#### [The input]
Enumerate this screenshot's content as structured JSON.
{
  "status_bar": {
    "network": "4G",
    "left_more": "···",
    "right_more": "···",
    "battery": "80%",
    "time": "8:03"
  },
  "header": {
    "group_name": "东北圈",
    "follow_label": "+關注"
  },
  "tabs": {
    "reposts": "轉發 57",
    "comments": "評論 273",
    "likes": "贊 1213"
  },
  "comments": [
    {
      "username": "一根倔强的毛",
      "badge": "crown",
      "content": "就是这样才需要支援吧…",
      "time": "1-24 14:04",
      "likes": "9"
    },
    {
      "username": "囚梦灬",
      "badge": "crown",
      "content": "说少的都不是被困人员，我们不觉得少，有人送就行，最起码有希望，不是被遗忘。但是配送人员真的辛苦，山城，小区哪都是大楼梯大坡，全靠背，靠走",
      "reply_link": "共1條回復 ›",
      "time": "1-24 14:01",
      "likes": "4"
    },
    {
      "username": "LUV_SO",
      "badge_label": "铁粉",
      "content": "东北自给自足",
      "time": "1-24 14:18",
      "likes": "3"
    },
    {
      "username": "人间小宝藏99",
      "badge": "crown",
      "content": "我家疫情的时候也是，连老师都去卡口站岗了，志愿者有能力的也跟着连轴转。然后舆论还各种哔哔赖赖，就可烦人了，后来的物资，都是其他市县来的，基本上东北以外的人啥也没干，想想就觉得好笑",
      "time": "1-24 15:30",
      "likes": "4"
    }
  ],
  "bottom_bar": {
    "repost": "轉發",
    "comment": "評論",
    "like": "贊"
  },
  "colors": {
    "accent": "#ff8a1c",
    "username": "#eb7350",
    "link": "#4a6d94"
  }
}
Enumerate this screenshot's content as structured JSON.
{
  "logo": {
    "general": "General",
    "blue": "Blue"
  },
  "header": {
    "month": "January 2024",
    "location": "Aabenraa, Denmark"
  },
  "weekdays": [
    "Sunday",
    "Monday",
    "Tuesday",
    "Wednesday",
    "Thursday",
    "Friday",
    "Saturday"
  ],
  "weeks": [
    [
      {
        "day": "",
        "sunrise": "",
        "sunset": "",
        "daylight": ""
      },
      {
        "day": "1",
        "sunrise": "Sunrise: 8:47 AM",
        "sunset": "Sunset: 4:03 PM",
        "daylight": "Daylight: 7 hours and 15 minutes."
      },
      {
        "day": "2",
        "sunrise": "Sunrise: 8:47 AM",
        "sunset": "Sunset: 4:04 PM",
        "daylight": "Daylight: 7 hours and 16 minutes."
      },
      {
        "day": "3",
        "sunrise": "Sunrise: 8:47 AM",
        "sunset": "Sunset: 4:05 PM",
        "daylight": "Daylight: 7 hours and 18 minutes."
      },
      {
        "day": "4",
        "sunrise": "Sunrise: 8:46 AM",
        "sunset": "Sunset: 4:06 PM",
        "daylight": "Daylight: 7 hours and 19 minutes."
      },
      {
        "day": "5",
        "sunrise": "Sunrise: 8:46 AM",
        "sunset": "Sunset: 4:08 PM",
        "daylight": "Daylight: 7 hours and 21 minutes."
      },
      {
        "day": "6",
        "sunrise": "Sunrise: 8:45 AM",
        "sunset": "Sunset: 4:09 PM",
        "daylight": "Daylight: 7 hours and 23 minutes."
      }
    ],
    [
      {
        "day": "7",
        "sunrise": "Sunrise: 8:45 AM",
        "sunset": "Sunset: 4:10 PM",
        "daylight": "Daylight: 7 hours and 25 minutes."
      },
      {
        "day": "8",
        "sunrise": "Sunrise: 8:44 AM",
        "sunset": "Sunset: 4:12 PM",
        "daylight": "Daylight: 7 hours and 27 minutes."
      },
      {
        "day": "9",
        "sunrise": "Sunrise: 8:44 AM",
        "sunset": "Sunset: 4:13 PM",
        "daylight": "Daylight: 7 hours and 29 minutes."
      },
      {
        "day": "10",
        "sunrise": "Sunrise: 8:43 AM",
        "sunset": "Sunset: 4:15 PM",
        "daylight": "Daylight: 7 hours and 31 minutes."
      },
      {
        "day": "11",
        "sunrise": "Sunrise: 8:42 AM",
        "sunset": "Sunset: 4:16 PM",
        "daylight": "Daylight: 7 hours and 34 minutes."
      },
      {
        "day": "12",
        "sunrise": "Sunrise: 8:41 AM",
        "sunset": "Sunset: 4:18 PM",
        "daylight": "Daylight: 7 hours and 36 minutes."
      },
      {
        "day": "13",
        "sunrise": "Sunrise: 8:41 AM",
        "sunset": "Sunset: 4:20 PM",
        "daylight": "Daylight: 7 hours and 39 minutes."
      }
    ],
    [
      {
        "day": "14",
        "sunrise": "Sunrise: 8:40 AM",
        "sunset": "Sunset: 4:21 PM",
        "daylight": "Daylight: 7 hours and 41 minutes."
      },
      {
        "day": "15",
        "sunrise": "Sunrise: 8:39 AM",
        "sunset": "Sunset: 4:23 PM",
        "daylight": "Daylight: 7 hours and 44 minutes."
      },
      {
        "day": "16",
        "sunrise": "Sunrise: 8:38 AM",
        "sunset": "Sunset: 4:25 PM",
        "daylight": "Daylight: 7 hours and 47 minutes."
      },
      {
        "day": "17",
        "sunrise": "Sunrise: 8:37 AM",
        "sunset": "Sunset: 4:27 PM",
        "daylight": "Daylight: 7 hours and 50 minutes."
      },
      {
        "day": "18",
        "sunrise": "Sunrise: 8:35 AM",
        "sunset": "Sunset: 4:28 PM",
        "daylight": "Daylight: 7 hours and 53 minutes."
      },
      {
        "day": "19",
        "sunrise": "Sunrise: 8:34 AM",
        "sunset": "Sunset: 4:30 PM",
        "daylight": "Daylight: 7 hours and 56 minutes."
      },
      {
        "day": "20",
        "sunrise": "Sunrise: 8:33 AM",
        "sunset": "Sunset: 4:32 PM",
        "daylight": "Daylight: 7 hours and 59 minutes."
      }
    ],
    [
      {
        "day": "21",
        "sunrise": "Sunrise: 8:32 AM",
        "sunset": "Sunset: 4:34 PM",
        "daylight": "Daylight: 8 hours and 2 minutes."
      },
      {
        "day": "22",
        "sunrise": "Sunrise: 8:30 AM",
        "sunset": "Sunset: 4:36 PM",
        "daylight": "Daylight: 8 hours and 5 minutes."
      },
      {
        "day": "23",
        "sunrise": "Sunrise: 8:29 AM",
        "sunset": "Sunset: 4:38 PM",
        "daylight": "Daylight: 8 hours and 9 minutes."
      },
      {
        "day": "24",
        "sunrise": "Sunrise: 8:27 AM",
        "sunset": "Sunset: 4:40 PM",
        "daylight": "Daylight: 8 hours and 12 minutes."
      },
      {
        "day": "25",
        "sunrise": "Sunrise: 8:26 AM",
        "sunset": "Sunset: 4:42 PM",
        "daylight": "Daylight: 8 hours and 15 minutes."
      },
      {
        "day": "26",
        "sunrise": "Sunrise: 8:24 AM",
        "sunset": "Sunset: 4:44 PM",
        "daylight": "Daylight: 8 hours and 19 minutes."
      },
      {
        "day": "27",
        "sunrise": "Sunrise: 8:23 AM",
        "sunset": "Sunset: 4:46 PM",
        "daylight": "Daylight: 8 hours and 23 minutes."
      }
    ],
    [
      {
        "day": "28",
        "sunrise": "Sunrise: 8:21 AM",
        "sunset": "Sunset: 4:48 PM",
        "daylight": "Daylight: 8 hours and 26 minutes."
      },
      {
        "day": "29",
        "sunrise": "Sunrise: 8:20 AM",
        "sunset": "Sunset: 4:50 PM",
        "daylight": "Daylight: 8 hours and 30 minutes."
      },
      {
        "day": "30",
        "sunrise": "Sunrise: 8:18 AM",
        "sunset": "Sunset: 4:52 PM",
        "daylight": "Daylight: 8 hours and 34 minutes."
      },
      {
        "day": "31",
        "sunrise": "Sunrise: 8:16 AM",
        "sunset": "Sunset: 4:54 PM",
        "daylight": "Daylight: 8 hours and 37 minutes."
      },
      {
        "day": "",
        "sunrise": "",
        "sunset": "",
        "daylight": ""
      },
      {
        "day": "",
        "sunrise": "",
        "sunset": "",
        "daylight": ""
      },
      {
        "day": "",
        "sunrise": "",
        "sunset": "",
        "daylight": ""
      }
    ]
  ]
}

#### [Written exercise]
Pull out each line holding the string "time".

#### [Full response]
    "time": "8:03"
      "time": "1-24 14:04",
      "time": "1-24 14:01",
      "time": "1-24 14:18",
      "time": "1-24 15:30",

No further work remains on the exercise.